PROBLEM DESCRIPTION: The entries below are to be written out again without alteration.

[Stored data entries]

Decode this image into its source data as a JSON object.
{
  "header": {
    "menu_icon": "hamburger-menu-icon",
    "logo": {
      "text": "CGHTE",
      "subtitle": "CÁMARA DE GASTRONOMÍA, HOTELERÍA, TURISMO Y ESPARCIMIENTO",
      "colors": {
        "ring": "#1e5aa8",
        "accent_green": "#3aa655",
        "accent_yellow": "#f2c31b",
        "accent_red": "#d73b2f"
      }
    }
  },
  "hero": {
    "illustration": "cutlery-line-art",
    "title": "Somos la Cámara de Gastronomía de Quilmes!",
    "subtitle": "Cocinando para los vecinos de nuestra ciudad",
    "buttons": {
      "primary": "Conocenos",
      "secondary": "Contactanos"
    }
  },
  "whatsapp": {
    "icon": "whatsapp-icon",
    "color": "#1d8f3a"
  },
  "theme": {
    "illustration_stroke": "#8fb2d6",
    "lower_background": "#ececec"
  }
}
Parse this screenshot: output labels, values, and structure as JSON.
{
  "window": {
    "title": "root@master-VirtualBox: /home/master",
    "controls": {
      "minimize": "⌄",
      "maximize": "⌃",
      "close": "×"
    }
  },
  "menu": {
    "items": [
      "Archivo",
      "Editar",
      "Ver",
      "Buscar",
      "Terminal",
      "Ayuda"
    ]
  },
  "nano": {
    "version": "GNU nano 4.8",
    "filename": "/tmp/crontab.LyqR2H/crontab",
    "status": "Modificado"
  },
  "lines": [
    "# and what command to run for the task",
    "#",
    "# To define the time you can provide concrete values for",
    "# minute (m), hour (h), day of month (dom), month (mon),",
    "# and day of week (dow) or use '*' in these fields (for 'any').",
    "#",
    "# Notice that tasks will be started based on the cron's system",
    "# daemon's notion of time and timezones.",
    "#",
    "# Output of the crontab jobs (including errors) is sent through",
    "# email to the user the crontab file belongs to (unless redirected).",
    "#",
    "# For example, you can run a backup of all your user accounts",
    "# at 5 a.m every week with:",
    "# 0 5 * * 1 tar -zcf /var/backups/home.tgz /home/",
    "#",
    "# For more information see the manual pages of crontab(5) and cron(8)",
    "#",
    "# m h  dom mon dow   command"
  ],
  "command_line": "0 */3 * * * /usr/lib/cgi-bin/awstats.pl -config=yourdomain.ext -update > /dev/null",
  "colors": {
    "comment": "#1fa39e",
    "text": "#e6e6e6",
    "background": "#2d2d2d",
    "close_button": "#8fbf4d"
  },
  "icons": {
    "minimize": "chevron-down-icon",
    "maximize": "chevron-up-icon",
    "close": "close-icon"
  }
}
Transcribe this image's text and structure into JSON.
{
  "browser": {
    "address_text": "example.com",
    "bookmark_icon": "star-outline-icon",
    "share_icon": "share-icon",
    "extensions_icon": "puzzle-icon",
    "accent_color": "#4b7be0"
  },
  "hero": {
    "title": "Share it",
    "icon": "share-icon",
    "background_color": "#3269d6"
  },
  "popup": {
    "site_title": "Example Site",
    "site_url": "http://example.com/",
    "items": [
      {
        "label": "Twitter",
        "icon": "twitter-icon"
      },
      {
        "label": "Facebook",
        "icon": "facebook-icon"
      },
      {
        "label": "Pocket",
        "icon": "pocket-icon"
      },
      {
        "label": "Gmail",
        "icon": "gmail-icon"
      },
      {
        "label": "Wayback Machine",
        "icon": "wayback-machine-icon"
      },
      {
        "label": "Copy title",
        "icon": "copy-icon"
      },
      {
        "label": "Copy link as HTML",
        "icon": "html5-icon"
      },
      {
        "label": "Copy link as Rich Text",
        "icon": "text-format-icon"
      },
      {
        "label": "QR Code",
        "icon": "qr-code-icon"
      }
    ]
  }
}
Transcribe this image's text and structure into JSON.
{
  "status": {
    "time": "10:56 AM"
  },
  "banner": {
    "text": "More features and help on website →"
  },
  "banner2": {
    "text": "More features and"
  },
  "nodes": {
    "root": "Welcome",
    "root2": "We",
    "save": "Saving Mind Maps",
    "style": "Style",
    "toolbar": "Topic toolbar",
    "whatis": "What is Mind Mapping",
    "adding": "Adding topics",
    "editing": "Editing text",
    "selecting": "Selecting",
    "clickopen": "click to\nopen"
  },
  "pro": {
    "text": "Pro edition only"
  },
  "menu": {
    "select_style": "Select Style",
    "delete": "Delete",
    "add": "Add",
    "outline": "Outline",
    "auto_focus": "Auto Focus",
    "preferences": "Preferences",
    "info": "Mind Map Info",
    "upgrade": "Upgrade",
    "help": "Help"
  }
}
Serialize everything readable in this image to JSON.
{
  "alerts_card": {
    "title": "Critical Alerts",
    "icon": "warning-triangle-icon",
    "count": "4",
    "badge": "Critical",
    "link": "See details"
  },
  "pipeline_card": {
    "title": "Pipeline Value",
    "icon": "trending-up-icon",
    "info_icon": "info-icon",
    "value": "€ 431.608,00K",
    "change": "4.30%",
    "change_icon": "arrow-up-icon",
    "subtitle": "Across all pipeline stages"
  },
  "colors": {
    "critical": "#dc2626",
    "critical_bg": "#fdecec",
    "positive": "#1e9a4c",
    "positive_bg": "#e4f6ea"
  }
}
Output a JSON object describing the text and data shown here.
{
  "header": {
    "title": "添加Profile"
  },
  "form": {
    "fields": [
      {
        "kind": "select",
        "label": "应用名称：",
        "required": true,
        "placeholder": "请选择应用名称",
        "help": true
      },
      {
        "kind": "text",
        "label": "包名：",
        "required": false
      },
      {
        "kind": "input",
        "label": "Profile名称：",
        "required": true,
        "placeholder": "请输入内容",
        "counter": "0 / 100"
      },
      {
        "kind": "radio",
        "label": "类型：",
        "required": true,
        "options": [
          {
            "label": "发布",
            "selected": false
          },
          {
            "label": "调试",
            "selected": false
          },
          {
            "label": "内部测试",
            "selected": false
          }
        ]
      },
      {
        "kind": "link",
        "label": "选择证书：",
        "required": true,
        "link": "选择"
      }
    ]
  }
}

COMPLETE ANSWER:
Decode this image into its source data as a JSON object.
{
  "header": {
    "menu_icon": "hamburger-menu-icon",
    "logo": {
      "text": "CGHTE",
      "subtitle": "CÁMARA DE GASTRONOMÍA, HOTELERÍA, TURISMO Y ESPARCIMIENTO",
      "colors": {
        "ring": "#1e5aa8",
        "accent_green": "#3aa655",
        "accent_yellow": "#f2c31b",
        "accent_red": "#d73b2f"
      }
    }
  },
  "hero": {
    "illustration": "cutlery-line-art",
    "title": "Somos la Cámara de Gastronomía de Quilmes!",
    "subtitle": "Cocinando para los vecinos de nuestra ciudad",
    "buttons": {
      "primary": "Conocenos",
      "secondary": "Contactanos"
    }
  },
  "whatsapp": {
    "icon": "whatsapp-icon",
    "color": "#1d8f3a"
  },
  "theme": {
    "illustration_stroke": "#8fb2d6",
    "lower_background": "#ececec"
  }
}
Parse this screenshot: output labels, values, and structure as JSON.
{
  "window": {
    "title": "root@master-VirtualBox: /home/master",
    "controls": {
      "minimize": "⌄",
      "maximize": "⌃",
      "close": "×"
    }
  },
  "menu": {
    "items": [
      "Archivo",
      "Editar",
      "Ver",
      "Buscar",
      "Terminal",
      "Ayuda"
    ]
  },
  "nano": {
    "version": "GNU nano 4.8",
    "filename": "/tmp/crontab.LyqR2H/crontab",
    "status": "Modificado"
  },
  "lines": [
    "# and what command to run for the task",
    "#",
    "# To define the time you can provide concrete values for",
    "# minute (m), hour (h), day of month (dom), month (mon),",
    "# and day of week (dow) or use '*' in these fields (for 'any').",
    "#",
    "# Notice that tasks will be started based on the cron's system",
    "# daemon's notion of time and timezones.",
    "#",
    "# Output of the crontab jobs (including errors) is sent through",
    "# email to the user the crontab file belongs to (unless redirected).",
    "#",
    "# For example, you can run a backup of all your user accounts",
    "# at 5 a.m every week with:",
    "# 0 5 * * 1 tar -zcf /var/backups/home.tgz /home/",
    "#",
    "# For more information see the manual pages of crontab(5) and cron(8)",
    "#",
    "# m h  dom mon dow   command"
  ],
  "command_line": "0 */3 * * * /usr/lib/cgi-bin/awstats.pl -config=yourdomain.ext -update > /dev/null",
  "colors": {
    "comment": "#1fa39e",
    "text": "#e6e6e6",
    "background": "#2d2d2d",
    "close_button": "#8fbf4d"
  },
  "icons": {
    "minimize": "chevron-down-icon",
    "maximize": "chevron-up-icon",
    "close": "close-icon"
  }
}
Transcribe this image's text and structure into JSON.
{
  "browser": {
    "address_text": "example.com",
    "bookmark_icon": "star-outline-icon",
    "share_icon": "share-icon",
    "extensions_icon": "puzzle-icon",
    "accent_color": "#4b7be0"
  },
  "hero": {
    "title": "Share it",
    "icon": "share-icon",
    "background_color": "#3269d6"
  },
  "popup": {
    "site_title": "Example Site",
    "site_url": "http://example.com/",
    "items": [
      {
        "label": "Twitter",
        "icon": "twitter-icon"
      },
      {
        "label": "Facebook",
        "icon": "facebook-icon"
      },
      {
        "label": "Pocket",
        "icon": "pocket-icon"
      },
      {
        "label": "Gmail",
        "icon": "gmail-icon"
      },
      {
        "label": "Wayback Machine",
        "icon": "wayback-machine-icon"
      },
      {
        "label": "Copy title",
        "icon": "copy-icon"
      },
      {
        "label": "Copy link as HTML",
        "icon": "html5-icon"
      },
      {
        "label": "Copy link as Rich Text",
        "icon": "text-format-icon"
      },
      {
        "label": "QR Code",
        "icon": "qr-code-icon"
      }
    ]
  }
}
Transcribe this image's text and structure into JSON.
{
  "status": {
    "time": "10:56 AM"
  },
  "banner": {
    "text": "More features and help on website →"
  },
  "banner2": {
    "text": "More features and"
  },
  "nodes": {
    "root": "Welcome",
    "root2": "We",
    "save": "Saving Mind Maps",
    "style": "Style",
    "toolbar": "Topic toolbar",
    "whatis": "What is Mind Mapping",
    "adding": "Adding topics",
    "editing": "Editing text",
    "selecting": "Selecting",
    "clickopen": "click to\nopen"
  },
  "pro": {
    "text": "Pro edition only"
  },
  "menu": {
    "select_style": "Select Style",
    "delete": "Delete",
    "add": "Add",
    "outline": "Outline",
    "auto_focus": "Auto Focus",
    "preferences": "Preferences",
    "info": "Mind Map Info",
    "upgrade": "Upgrade",
    "help": "Help"
  }
}
Serialize everything readable in this image to JSON.
{
  "alerts_card": {
    "title": "Critical Alerts",
    "icon": "warning-triangle-icon",
    "count": "4",
    "badge": "Critical",
    "link": "See details"
  },
  "pipeline_card": {
    "title": "Pipeline Value",
    "icon": "trending-up-icon",
    "info_icon": "info-icon",
    "value": "€ 431.608,00K",
    "change": "4.30%",
    "change_icon": "arrow-up-icon",
    "subtitle": "Across all pipeline stages"
  },
  "colors": {
    "critical": "#dc2626",
    "critical_bg": "#fdecec",
    "positive": "#1e9a4c",
    "positive_bg": "#e4f6ea"
  }
}
Output a JSON object describing the text and data shown here.
{
  "header": {
    "title": "添加Profile"
  },
  "form": {
    "fields": [
      {
        "kind": "select",
        "label": "应用名称：",
        "required": true,
        "placeholder": "请选择应用名称",
        "help": true
      },
      {
        "kind": "text",
        "label": "包名：",
        "required": false
      },
      {
        "kind": "input",
        "label": "Profile名称：",
        "required": true,
        "placeholder": "请输入内容",
        "counter": "0 / 100"
      },
      {
        "kind": "radio",
        "label": "类型：",
        "required": true,
        "options": [
          {
            "label": "发布",
            "selected": false
          },
          {
            "label": "调试",
            "selected": false
          },
          {
            "label": "内部测试",
            "selected": false
          }
        ]
      },
      {
        "kind": "link",
        "label": "选择证书：",
        "required": true,
        "link": "选择"
      }
    ]
  }
}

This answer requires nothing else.